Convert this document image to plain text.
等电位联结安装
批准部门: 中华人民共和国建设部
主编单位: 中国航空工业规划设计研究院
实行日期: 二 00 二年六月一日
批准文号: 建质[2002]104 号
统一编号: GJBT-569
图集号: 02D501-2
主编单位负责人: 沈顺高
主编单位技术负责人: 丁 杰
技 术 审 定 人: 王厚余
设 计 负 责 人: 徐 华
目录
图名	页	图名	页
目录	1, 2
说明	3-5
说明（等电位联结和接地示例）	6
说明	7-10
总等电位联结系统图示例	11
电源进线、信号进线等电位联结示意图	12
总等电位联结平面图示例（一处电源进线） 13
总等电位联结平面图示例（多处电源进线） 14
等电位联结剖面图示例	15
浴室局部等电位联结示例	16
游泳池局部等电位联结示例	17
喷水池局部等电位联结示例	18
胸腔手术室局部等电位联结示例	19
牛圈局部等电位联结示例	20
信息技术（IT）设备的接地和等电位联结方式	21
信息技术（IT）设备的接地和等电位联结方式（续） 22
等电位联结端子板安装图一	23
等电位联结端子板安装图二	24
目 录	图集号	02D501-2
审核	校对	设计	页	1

.....

■ Exercise instructions ■
Write the entries again, exactly as they stand.

■ Response below ■
Convert this document image to plain text.
等电位联结安装
批准部门: 中华人民共和国建设部
主编单位: 中国航空工业规划设计研究院
实行日期: 二 00 二年六月一日
批准文号: 建质[2002]104 号
统一编号: GJBT-569
图集号: 02D501-2
主编单位负责人: 沈顺高
主编单位技术负责人: 丁 杰
技 术 审 定 人: 王厚余
设 计 负 责 人: 徐 华
目录
图名	页	图名	页
目录	1, 2
说明	3-5
说明（等电位联结和接地示例）	6
说明	7-10
总等电位联结系统图示例	11
电源进线、信号进线等电位联结示意图	12
总等电位联结平面图示例（一处电源进线） 13
总等电位联结平面图示例（多处电源进线） 14
等电位联结剖面图示例	15
浴室局部等电位联结示例	16
游泳池局部等电位联结示例	17
喷水池局部等电位联结示例	18
胸腔手术室局部等电位联结示例	19
牛圈局部等电位联结示例	20
信息技术（IT）设备的接地和等电位联结方式	21
信息技术（IT）设备的接地和等电位联结方式（续） 22
等电位联结端子板安装图一	23
等电位联结端子板安装图二	24
目 录	图集号	02D501-2
审核	校对	设计	页	1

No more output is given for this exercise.